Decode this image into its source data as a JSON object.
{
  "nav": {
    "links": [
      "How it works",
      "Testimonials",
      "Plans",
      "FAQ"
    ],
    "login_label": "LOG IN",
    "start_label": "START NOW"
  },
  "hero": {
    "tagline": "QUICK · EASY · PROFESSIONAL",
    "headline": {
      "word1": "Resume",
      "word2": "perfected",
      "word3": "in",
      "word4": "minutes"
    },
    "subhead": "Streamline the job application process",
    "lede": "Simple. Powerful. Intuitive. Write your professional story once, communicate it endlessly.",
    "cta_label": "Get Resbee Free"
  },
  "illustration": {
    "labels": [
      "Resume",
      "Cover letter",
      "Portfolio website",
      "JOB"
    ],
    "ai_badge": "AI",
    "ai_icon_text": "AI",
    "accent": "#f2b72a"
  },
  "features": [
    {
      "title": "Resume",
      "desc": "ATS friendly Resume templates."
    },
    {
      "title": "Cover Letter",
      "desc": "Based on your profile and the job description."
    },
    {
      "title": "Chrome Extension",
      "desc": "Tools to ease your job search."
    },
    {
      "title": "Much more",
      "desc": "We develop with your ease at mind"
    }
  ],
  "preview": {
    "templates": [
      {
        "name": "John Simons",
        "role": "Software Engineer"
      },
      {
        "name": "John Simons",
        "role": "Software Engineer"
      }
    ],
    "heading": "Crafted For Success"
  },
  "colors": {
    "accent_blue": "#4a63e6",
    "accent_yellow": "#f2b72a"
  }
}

================

* [DIRECTIVE]
Write down the full listing again, exactly.

* [REPLY]
Decode this image into its source data as a JSON object.
{
  "nav": {
    "links": [
      "How it works",
      "Testimonials",
      "Plans",
      "FAQ"
    ],
    "login_label": "LOG IN",
    "start_label": "START NOW"
  },
  "hero": {
    "tagline": "QUICK · EASY · PROFESSIONAL",
    "headline": {
      "word1": "Resume",
      "word2": "perfected",
      "word3": "in",
      "word4": "minutes"
    },
    "subhead": "Streamline the job application process",
    "lede": "Simple. Powerful. Intuitive. Write your professional story once, communicate it endlessly.",
    "cta_label": "Get Resbee Free"
  },
  "illustration": {
    "labels": [
      "Resume",
      "Cover letter",
      "Portfolio website",
      "JOB"
    ],
    "ai_badge": "AI",
    "ai_icon_text": "AI",
    "accent": "#f2b72a"
  },
  "features": [
    {
      "title": "Resume",
      "desc": "ATS friendly Resume templates."
    },
    {
      "title": "Cover Letter",
      "desc": "Based on your profile and the job description."
    },
    {
      "title": "Chrome Extension",
      "desc": "Tools to ease your job search."
    },
    {
      "title": "Much more",
      "desc": "We develop with your ease at mind"
    }
  ],
  "preview": {
    "templates": [
      {
        "name": "John Simons",
        "role": "Software Engineer"
      },
      {
        "name": "John Simons",
        "role": "Software Engineer"
      }
    ],
    "heading": "Crafted For Success"
  },
  "colors": {
    "accent_blue": "#4a63e6",
    "accent_yellow": "#f2b72a"
  }
}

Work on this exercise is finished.